## Stated task
Output each line of the material exactly as it stands.

## start Supplied records

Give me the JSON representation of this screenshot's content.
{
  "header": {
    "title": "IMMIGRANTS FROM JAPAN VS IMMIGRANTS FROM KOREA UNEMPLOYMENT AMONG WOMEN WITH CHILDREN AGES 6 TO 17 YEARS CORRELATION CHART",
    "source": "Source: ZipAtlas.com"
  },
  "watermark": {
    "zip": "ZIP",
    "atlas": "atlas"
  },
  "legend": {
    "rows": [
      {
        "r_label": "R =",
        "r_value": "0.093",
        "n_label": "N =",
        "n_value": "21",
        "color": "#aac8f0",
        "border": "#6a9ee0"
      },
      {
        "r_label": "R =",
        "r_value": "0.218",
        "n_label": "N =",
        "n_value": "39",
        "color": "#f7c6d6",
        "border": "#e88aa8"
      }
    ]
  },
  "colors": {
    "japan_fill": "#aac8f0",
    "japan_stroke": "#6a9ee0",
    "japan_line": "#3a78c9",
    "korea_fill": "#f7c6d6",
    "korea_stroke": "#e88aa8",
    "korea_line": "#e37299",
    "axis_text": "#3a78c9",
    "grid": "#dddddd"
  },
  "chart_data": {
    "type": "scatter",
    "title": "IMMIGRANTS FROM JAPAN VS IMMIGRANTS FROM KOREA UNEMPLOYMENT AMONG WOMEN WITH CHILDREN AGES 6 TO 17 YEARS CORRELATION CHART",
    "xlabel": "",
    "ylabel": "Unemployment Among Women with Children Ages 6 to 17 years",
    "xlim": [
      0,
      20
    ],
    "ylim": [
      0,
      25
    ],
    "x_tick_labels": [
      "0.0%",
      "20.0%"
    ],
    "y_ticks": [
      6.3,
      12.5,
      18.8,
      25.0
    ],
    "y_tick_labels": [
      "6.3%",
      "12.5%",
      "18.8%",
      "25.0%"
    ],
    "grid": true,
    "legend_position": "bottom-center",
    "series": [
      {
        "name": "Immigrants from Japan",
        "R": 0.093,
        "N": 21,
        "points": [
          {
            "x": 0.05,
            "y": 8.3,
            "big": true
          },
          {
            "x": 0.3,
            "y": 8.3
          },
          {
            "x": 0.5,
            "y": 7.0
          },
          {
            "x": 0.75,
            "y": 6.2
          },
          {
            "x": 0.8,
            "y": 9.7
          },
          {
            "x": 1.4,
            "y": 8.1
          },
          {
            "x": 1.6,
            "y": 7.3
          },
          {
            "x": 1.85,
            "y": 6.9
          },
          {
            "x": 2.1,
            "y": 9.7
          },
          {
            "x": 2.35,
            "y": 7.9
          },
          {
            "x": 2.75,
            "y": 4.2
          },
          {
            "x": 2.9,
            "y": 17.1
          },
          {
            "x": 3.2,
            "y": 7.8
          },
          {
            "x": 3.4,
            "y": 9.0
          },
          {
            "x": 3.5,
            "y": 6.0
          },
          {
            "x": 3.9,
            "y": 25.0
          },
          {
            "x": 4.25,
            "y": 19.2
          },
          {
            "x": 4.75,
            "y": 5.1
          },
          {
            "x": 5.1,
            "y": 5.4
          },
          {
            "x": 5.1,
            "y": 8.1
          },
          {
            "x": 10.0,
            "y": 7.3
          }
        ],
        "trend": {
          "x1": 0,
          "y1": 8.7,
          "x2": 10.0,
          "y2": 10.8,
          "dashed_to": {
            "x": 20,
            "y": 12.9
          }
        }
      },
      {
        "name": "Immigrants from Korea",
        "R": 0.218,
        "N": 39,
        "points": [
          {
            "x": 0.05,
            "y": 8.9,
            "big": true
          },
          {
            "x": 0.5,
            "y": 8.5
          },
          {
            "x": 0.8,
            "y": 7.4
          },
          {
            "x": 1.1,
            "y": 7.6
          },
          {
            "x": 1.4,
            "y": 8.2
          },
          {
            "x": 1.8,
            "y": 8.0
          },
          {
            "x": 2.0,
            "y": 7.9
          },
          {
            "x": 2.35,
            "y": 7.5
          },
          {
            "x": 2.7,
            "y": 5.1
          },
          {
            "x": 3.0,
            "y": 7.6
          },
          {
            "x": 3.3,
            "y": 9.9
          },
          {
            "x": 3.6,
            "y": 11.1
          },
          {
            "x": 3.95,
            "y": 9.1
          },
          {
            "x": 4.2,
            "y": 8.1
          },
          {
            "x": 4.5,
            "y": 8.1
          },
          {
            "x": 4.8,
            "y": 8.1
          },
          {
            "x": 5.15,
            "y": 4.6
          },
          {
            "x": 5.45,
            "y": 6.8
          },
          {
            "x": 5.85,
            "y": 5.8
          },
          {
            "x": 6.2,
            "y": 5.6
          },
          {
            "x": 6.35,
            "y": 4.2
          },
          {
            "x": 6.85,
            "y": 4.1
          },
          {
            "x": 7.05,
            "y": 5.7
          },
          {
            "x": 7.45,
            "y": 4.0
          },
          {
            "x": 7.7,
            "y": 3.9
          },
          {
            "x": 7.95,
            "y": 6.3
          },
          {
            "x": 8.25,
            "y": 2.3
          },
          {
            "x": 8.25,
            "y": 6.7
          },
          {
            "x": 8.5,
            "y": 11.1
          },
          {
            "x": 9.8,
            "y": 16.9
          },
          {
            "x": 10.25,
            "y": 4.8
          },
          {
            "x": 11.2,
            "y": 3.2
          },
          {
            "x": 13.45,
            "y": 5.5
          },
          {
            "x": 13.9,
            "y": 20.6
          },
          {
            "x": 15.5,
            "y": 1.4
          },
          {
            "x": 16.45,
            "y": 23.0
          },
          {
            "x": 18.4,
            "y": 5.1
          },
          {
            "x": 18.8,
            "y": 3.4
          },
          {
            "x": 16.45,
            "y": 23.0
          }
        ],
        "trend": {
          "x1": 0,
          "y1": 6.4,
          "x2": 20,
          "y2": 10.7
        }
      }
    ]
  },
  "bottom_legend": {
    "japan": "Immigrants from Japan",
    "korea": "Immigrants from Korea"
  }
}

## end Supplied records

## Written response
Give me the JSON representation of this screenshot's content.
{
  "header": {
    "title": "IMMIGRANTS FROM JAPAN VS IMMIGRANTS FROM KOREA UNEMPLOYMENT AMONG WOMEN WITH CHILDREN AGES 6 TO 17 YEARS CORRELATION CHART",
    "source": "Source: ZipAtlas.com"
  },
  "watermark": {
    "zip": "ZIP",
    "atlas": "atlas"
  },
  "legend": {
    "rows": [
      {
        "r_label": "R =",
        "r_value": "0.093",
        "n_label": "N =",
        "n_value": "21",
        "color": "#aac8f0",
        "border": "#6a9ee0"
      },
      {
        "r_label": "R =",
        "r_value": "0.218",
        "n_label": "N =",
        "n_value": "39",
        "color": "#f7c6d6",
        "border": "#e88aa8"
      }
    ]
  },
  "colors": {
    "japan_fill": "#aac8f0",
    "japan_stroke": "#6a9ee0",
    "japan_line": "#3a78c9",
    "korea_fill": "#f7c6d6",
    "korea_stroke": "#e88aa8",
    "korea_line": "#e37299",
    "axis_text": "#3a78c9",
    "grid": "#dddddd"
  },
  "chart_data": {
    "type": "scatter",
    "title": "IMMIGRANTS FROM JAPAN VS IMMIGRANTS FROM KOREA UNEMPLOYMENT AMONG WOMEN WITH CHILDREN AGES 6 TO 17 YEARS CORRELATION CHART",
    "xlabel": "",
    "ylabel": "Unemployment Among Women with Children Ages 6 to 17 years",
    "xlim": [
      0,
      20
    ],
    "ylim": [
      0,
      25
    ],
    "x_tick_labels": [
      "0.0%",
      "20.0%"
    ],
    "y_ticks": [
      6.3,
      12.5,
      18.8,
      25.0
    ],
    "y_tick_labels": [
      "6.3%",
      "12.5%",
      "18.8%",
      "25.0%"
    ],
    "grid": true,
    "legend_position": "bottom-center",
    "series": [
      {
        "name": "Immigrants from Japan",
        "R": 0.093,
        "N": 21,
        "points": [
          {
            "x": 0.05,
            "y": 8.3,
            "big": true
          },
          {
            "x": 0.3,
            "y": 8.3
          },
          {
            "x": 0.5,
            "y": 7.0
          },
          {
            "x": 0.75,
            "y": 6.2
          },
          {
            "x": 0.8,
            "y": 9.7
          },
          {
            "x": 1.4,
            "y": 8.1
          },
          {
            "x": 1.6,
            "y": 7.3
          },
          {
            "x": 1.85,
            "y": 6.9
          },
          {
            "x": 2.1,
            "y": 9.7
          },
          {
            "x": 2.35,
            "y": 7.9
          },
          {
            "x": 2.75,
            "y": 4.2
          },
          {
            "x": 2.9,
            "y": 17.1
          },
          {
            "x": 3.2,
            "y": 7.8
          },
          {
            "x": 3.4,
            "y": 9.0
          },
          {
            "x": 3.5,
            "y": 6.0
          },
          {
            "x": 3.9,
            "y": 25.0
          },
          {
            "x": 4.25,
            "y": 19.2
          },
          {
            "x": 4.75,
            "y": 5.1
          },
          {
            "x": 5.1,
            "y": 5.4
          },
          {
            "x": 5.1,
            "y": 8.1
          },
          {
            "x": 10.0,
            "y": 7.3
          }
        ],
        "trend": {
          "x1": 0,
          "y1": 8.7,
          "x2": 10.0,
          "y2": 10.8,
          "dashed_to": {
            "x": 20,
            "y": 12.9
          }
        }
      },
      {
        "name": "Immigrants from Korea",
        "R": 0.218,
        "N": 39,
        "points": [
          {
            "x": 0.05,
            "y": 8.9,
            "big": true
          },
          {
            "x": 0.5,
            "y": 8.5
          },
          {
            "x": 0.8,
            "y": 7.4
          },
          {
            "x": 1.1,
            "y": 7.6
          },
          {
            "x": 1.4,
            "y": 8.2
          },
          {
            "x": 1.8,
            "y": 8.0
          },
          {
            "x": 2.0,
            "y": 7.9
          },
          {
            "x": 2.35,
            "y": 7.5
          },
          {
            "x": 2.7,
            "y": 5.1
          },
          {
            "x": 3.0,
            "y": 7.6
          },
          {
            "x": 3.3,
            "y": 9.9
          },
          {
            "x": 3.6,
            "y": 11.1
          },
          {
            "x": 3.95,
            "y": 9.1
          },
          {
            "x": 4.2,
            "y": 8.1
          },
          {
            "x": 4.5,
            "y": 8.1
          },
          {
            "x": 4.8,
            "y": 8.1
          },
          {
            "x": 5.15,
            "y": 4.6
          },
          {
            "x": 5.45,
            "y": 6.8
          },
          {
            "x": 5.85,
            "y": 5.8
          },
          {
            "x": 6.2,
            "y": 5.6
          },
          {
            "x": 6.35,
            "y": 4.2
          },
          {
            "x": 6.85,
            "y": 4.1
          },
          {
            "x": 7.05,
            "y": 5.7
          },
          {
            "x": 7.45,
            "y": 4.0
          },
          {
            "x": 7.7,
            "y": 3.9
          },
          {
            "x": 7.95,
            "y": 6.3
          },
          {
            "x": 8.25,
            "y": 2.3
          },
          {
            "x": 8.25,
            "y": 6.7
          },
          {
            "x": 8.5,
            "y": 11.1
          },
          {
            "x": 9.8,
            "y": 16.9
          },
          {
            "x": 10.25,
            "y": 4.8
          },
          {
            "x": 11.2,
            "y": 3.2
          },
          {
            "x": 13.45,
            "y": 5.5
          },
          {
            "x": 13.9,
            "y": 20.6
          },
          {
            "x": 15.5,
            "y": 1.4
          },
          {
            "x": 16.45,
            "y": 23.0
          },
          {
            "x": 18.4,
            "y": 5.1
          },
          {
            "x": 18.8,
            "y": 3.4
          },
          {
            "x": 16.45,
            "y": 23.0
          }
        ],
        "trend": {
          "x1": 0,
          "y1": 6.4,
          "x2": 20,
          "y2": 10.7
        }
      }
    ]
  },
  "bottom_legend": {
    "japan": "Immigrants from Japan",
    "korea": "Immigrants from Korea"
  }
}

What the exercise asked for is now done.